◆ Exercise brief
Write out the full listing exactly as given, minus the images.

◆ Data in this exercise

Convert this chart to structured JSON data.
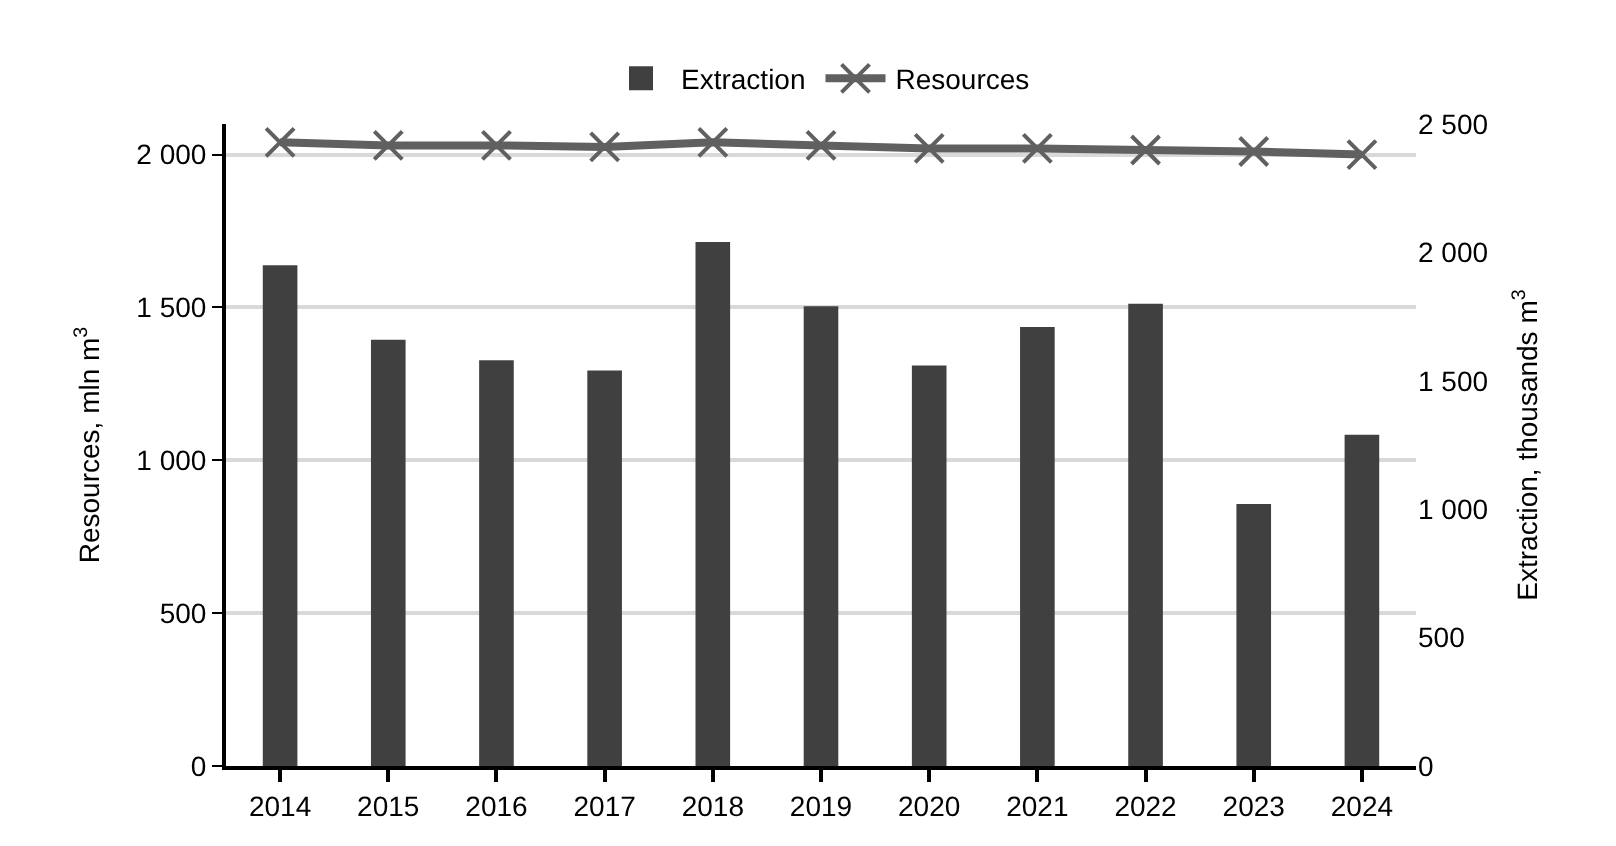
{
  "chart_data": {
    "type": "bar",
    "categories": [
      "2014",
      "2015",
      "2016",
      "2017",
      "2018",
      "2019",
      "2020",
      "2021",
      "2022",
      "2023",
      "2024"
    ],
    "series": [
      {
        "name": "Extraction",
        "axis": "y2",
        "color": "#404040",
        "values": [
          1950,
          1660,
          1580,
          1540,
          2040,
          1790,
          1560,
          1710,
          1800,
          1020,
          1290
        ]
      },
      {
        "name": "Resources",
        "type": "line",
        "color": "#606060",
        "marker": "cross",
        "values": [
          2040,
          2030,
          2030,
          2025,
          2040,
          2030,
          2020,
          2020,
          2015,
          2010,
          2000
        ]
      }
    ],
    "ylabel": "Resources, mln m$^{3}$",
    "y2label": "Extraction, thousands m$^{3}$",
    "ylim": [
      0,
      2100
    ],
    "yticks": [
      0,
      500,
      {
        "value": 1000,
        "label": "1 000"
      },
      {
        "value": 1500,
        "label": "1 500"
      },
      {
        "value": 2000,
        "label": "2 000"
      }
    ],
    "y2lim": [
      0,
      2500
    ],
    "y2ticks": [
      0,
      500,
      {
        "value": 1000,
        "label": "1 000"
      },
      {
        "value": 1500,
        "label": "1 500"
      },
      {
        "value": 2000,
        "label": "2 000"
      },
      {
        "value": 2500,
        "label": "2 500"
      }
    ],
    "grid": "y",
    "legend": "top"
  }
}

◆ Expected answer
Convert this chart to structured JSON data.
{
  "chart_data": {
    "type": "bar",
    "categories": [
      "2014",
      "2015",
      "2016",
      "2017",
      "2018",
      "2019",
      "2020",
      "2021",
      "2022",
      "2023",
      "2024"
    ],
    "series": [
      {
        "name": "Extraction",
        "axis": "y2",
        "color": "#404040",
        "values": [
          1950,
          1660,
          1580,
          1540,
          2040,
          1790,
          1560,
          1710,
          1800,
          1020,
          1290
        ]
      },
      {
        "name": "Resources",
        "type": "line",
        "color": "#606060",
        "marker": "cross",
        "values": [
          2040,
          2030,
          2030,
          2025,
          2040,
          2030,
          2020,
          2020,
          2015,
          2010,
          2000
        ]
      }
    ],
    "ylabel": "Resources, mln m$^{3}$",
    "y2label": "Extraction, thousands m$^{3}$",
    "ylim": [
      0,
      2100
    ],
    "yticks": [
      0,
      500,
      {
        "value": 1000,
        "label": "1 000"
      },
      {
        "value": 1500,
        "label": "1 500"
      },
      {
        "value": 2000,
        "label": "2 000"
      }
    ],
    "y2lim": [
      0,
      2500
    ],
    "y2ticks": [
      0,
      500,
      {
        "value": 1000,
        "label": "1 000"
      },
      {
        "value": 1500,
        "label": "1 500"
      },
      {
        "value": 2000,
        "label": "2 000"
      },
      {
        "value": 2500,
        "label": "2 500"
      }
    ],
    "grid": "y",
    "legend": "top"
  }
}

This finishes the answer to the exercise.